>> Start

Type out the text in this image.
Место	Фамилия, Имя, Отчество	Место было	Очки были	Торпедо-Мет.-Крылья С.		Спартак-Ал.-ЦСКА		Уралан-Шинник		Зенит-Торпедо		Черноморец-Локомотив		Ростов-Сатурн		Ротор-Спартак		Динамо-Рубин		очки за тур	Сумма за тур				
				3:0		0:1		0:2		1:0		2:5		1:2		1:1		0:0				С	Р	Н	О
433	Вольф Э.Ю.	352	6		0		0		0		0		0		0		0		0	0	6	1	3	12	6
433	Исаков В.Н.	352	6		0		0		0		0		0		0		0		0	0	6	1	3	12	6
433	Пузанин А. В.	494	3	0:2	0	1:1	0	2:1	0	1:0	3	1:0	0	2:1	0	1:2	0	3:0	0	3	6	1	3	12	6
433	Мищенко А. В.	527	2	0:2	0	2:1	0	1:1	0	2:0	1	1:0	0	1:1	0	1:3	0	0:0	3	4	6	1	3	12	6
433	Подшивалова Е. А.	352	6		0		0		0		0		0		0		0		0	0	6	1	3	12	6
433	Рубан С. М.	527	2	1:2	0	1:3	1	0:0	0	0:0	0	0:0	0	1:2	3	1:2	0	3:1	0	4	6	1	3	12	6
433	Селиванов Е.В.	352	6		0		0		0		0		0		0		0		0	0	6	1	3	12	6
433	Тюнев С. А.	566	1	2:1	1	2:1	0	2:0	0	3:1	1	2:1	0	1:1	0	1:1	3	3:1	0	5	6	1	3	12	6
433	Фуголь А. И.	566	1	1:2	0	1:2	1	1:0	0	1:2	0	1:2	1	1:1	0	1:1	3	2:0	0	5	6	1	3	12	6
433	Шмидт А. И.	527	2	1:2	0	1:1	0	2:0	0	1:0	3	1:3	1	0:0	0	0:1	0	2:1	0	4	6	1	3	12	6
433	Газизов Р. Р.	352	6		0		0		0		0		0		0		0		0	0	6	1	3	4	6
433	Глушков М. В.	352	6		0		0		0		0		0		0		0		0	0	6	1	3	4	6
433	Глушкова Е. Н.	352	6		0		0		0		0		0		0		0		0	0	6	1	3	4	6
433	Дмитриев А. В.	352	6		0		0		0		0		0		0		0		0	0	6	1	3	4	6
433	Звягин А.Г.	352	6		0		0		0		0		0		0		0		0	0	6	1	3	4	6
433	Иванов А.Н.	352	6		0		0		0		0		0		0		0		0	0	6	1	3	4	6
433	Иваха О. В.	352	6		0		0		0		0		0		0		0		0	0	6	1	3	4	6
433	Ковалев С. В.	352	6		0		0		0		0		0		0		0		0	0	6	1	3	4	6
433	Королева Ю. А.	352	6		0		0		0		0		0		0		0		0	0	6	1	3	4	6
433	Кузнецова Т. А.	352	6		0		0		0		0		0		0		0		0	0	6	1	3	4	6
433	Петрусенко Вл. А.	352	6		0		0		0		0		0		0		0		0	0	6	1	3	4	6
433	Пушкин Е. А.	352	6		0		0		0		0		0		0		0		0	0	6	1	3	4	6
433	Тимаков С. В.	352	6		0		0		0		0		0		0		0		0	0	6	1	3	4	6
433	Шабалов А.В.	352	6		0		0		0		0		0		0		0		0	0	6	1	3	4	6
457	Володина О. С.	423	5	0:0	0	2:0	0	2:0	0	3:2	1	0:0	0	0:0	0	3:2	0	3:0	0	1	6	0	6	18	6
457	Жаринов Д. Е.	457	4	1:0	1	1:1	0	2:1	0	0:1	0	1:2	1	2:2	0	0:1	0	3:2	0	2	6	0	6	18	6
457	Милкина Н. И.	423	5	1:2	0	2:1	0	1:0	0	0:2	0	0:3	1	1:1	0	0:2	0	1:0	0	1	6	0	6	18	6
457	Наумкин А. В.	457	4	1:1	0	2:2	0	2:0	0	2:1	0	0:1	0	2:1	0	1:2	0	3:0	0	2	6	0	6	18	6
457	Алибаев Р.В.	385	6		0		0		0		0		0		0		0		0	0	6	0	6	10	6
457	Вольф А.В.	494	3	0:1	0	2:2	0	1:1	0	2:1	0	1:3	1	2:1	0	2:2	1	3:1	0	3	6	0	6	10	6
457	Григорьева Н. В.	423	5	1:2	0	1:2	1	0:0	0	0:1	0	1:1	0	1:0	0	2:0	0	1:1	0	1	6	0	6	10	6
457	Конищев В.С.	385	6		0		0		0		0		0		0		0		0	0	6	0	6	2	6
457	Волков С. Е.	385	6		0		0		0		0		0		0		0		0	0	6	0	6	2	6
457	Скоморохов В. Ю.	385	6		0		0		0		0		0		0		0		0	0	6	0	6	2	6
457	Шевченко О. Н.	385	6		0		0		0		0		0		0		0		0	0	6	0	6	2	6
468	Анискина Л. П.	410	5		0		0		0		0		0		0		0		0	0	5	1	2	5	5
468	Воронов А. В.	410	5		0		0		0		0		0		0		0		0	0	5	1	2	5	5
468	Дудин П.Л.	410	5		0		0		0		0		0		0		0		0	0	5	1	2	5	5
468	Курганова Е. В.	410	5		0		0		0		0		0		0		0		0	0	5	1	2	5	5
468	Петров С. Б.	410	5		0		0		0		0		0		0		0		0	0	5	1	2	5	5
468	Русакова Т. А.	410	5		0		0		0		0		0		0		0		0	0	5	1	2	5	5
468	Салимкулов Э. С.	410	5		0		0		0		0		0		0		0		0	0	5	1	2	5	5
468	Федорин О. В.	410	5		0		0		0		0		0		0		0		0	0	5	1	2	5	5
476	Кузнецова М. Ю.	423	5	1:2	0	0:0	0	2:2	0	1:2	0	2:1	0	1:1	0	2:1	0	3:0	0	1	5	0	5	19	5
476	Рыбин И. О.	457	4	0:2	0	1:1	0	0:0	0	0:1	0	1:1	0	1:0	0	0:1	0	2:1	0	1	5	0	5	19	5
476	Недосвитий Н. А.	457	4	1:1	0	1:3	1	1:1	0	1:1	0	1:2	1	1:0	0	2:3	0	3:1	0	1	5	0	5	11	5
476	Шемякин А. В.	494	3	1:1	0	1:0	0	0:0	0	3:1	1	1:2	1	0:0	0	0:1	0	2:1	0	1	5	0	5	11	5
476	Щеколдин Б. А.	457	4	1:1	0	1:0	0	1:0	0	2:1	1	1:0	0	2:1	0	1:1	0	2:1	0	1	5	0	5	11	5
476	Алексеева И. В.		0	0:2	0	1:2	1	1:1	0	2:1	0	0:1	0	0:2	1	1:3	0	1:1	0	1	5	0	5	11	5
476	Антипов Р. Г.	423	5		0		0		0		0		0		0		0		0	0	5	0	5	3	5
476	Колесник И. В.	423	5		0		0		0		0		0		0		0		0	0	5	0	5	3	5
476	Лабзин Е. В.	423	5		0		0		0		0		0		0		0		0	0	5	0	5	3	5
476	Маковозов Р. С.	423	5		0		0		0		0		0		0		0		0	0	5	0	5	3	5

>> End

> Prompt: Restate the listing in full, word for word.

> Task output:
Type out the text in this image.
Место	Фамилия, Имя, Отчество	Место было	Очки были	Торпедо-Мет.-Крылья С.		Спартак-Ал.-ЦСКА		Уралан-Шинник		Зенит-Торпедо		Черноморец-Локомотив		Ростов-Сатурн		Ротор-Спартак		Динамо-Рубин		очки за тур	Сумма за тур				
				3:0		0:1		0:2		1:0		2:5		1:2		1:1		0:0				С	Р	Н	О
433	Вольф Э.Ю.	352	6		0		0		0		0		0		0		0		0	0	6	1	3	12	6
433	Исаков В.Н.	352	6		0		0		0		0		0		0		0		0	0	6	1	3	12	6
433	Пузанин А. В.	494	3	0:2	0	1:1	0	2:1	0	1:0	3	1:0	0	2:1	0	1:2	0	3:0	0	3	6	1	3	12	6
433	Мищенко А. В.	527	2	0:2	0	2:1	0	1:1	0	2:0	1	1:0	0	1:1	0	1:3	0	0:0	3	4	6	1	3	12	6
433	Подшивалова Е. А.	352	6		0		0		0		0		0		0		0		0	0	6	1	3	12	6
433	Рубан С. М.	527	2	1:2	0	1:3	1	0:0	0	0:0	0	0:0	0	1:2	3	1:2	0	3:1	0	4	6	1	3	12	6
433	Селиванов Е.В.	352	6		0		0		0		0		0		0		0		0	0	6	1	3	12	6
433	Тюнев С. А.	566	1	2:1	1	2:1	0	2:0	0	3:1	1	2:1	0	1:1	0	1:1	3	3:1	0	5	6	1	3	12	6
433	Фуголь А. И.	566	1	1:2	0	1:2	1	1:0	0	1:2	0	1:2	1	1:1	0	1:1	3	2:0	0	5	6	1	3	12	6
433	Шмидт А. И.	527	2	1:2	0	1:1	0	2:0	0	1:0	3	1:3	1	0:0	0	0:1	0	2:1	0	4	6	1	3	12	6
433	Газизов Р. Р.	352	6		0		0		0		0		0		0		0		0	0	6	1	3	4	6
433	Глушков М. В.	352	6		0		0		0		0		0		0		0		0	0	6	1	3	4	6
433	Глушкова Е. Н.	352	6		0		0		0		0		0		0		0		0	0	6	1	3	4	6
433	Дмитриев А. В.	352	6		0		0		0		0		0		0		0		0	0	6	1	3	4	6
433	Звягин А.Г.	352	6		0		0		0		0		0		0		0		0	0	6	1	3	4	6
433	Иванов А.Н.	352	6		0		0		0		0		0		0		0		0	0	6	1	3	4	6
433	Иваха О. В.	352	6		0		0		0		0		0		0		0		0	0	6	1	3	4	6
433	Ковалев С. В.	352	6		0		0		0		0		0		0		0		0	0	6	1	3	4	6
433	Королева Ю. А.	352	6		0		0		0		0		0		0		0		0	0	6	1	3	4	6
433	Кузнецова Т. А.	352	6		0		0		0		0		0		0		0		0	0	6	1	3	4	6
433	Петрусенко Вл. А.	352	6		0		0		0		0		0		0		0		0	0	6	1	3	4	6
433	Пушкин Е. А.	352	6		0		0		0		0		0		0		0		0	0	6	1	3	4	6
433	Тимаков С. В.	352	6		0		0		0		0		0		0		0		0	0	6	1	3	4	6
433	Шабалов А.В.	352	6		0		0		0		0		0		0		0		0	0	6	1	3	4	6
457	Володина О. С.	423	5	0:0	0	2:0	0	2:0	0	3:2	1	0:0	0	0:0	0	3:2	0	3:0	0	1	6	0	6	18	6
457	Жаринов Д. Е.	457	4	1:0	1	1:1	0	2:1	0	0:1	0	1:2	1	2:2	0	0:1	0	3:2	0	2	6	0	6	18	6
457	Милкина Н. И.	423	5	1:2	0	2:1	0	1:0	0	0:2	0	0:3	1	1:1	0	0:2	0	1:0	0	1	6	0	6	18	6
457	Наумкин А. В.	457	4	1:1	0	2:2	0	2:0	0	2:1	0	0:1	0	2:1	0	1:2	0	3:0	0	2	6	0	6	18	6
457	Алибаев Р.В.	385	6		0		0		0		0		0		0		0		0	0	6	0	6	10	6
457	Вольф А.В.	494	3	0:1	0	2:2	0	1:1	0	2:1	0	1:3	1	2:1	0	2:2	1	3:1	0	3	6	0	6	10	6
457	Григорьева Н. В.	423	5	1:2	0	1:2	1	0:0	0	0:1	0	1:1	0	1:0	0	2:0	0	1:1	0	1	6	0	6	10	6
457	Конищев В.С.	385	6		0		0		0		0		0		0		0		0	0	6	0	6	2	6
457	Волков С. Е.	385	6		0		0		0		0		0		0		0		0	0	6	0	6	2	6
457	Скоморохов В. Ю.	385	6		0		0		0		0		0		0		0		0	0	6	0	6	2	6
457	Шевченко О. Н.	385	6		0		0		0		0		0		0		0		0	0	6	0	6	2	6
468	Анискина Л. П.	410	5		0		0		0		0		0		0		0		0	0	5	1	2	5	5
468	Воронов А. В.	410	5		0		0		0		0		0		0		0		0	0	5	1	2	5	5
468	Дудин П.Л.	410	5		0		0		0		0		0		0		0		0	0	5	1	2	5	5
468	Курганова Е. В.	410	5		0		0		0		0		0		0		0		0	0	5	1	2	5	5
468	Петров С. Б.	410	5		0		0		0		0		0		0		0		0	0	5	1	2	5	5
468	Русакова Т. А.	410	5		0		0		0		0		0		0		0		0	0	5	1	2	5	5
468	Салимкулов Э. С.	410	5		0		0		0		0		0		0		0		0	0	5	1	2	5	5
468	Федорин О. В.	410	5		0		0		0		0		0		0		0		0	0	5	1	2	5	5
476	Кузнецова М. Ю.	423	5	1:2	0	0:0	0	2:2	0	1:2	0	2:1	0	1:1	0	2:1	0	3:0	0	1	5	0	5	19	5
476	Рыбин И. О.	457	4	0:2	0	1:1	0	0:0	0	0:1	0	1:1	0	1:0	0	0:1	0	2:1	0	1	5	0	5	19	5
476	Недосвитий Н. А.	457	4	1:1	0	1:3	1	1:1	0	1:1	0	1:2	1	1:0	0	2:3	0	3:1	0	1	5	0	5	11	5
476	Шемякин А. В.	494	3	1:1	0	1:0	0	0:0	0	3:1	1	1:2	1	0:0	0	0:1	0	2:1	0	1	5	0	5	11	5
476	Щеколдин Б. А.	457	4	1:1	0	1:0	0	1:0	0	2:1	1	1:0	0	2:1	0	1:1	0	2:1	0	1	5	0	5	11	5
476	Алексеева И. В.		0	0:2	0	1:2	1	1:1	0	2:1	0	0:1	0	0:2	1	1:3	0	1:1	0	1	5	0	5	11	5
476	Антипов Р. Г.	423	5		0		0		0		0		0		0		0		0	0	5	0	5	3	5
476	Колесник И. В.	423	5		0		0		0		0		0		0		0		0	0	5	0	5	3	5
476	Лабзин Е. В.	423	5		0		0		0		0		0		0		0		0	0	5	0	5	3	5
476	Маковозов Р. С.	423	5		0		0		0		0		0		0		0		0	0	5	0	5	3	5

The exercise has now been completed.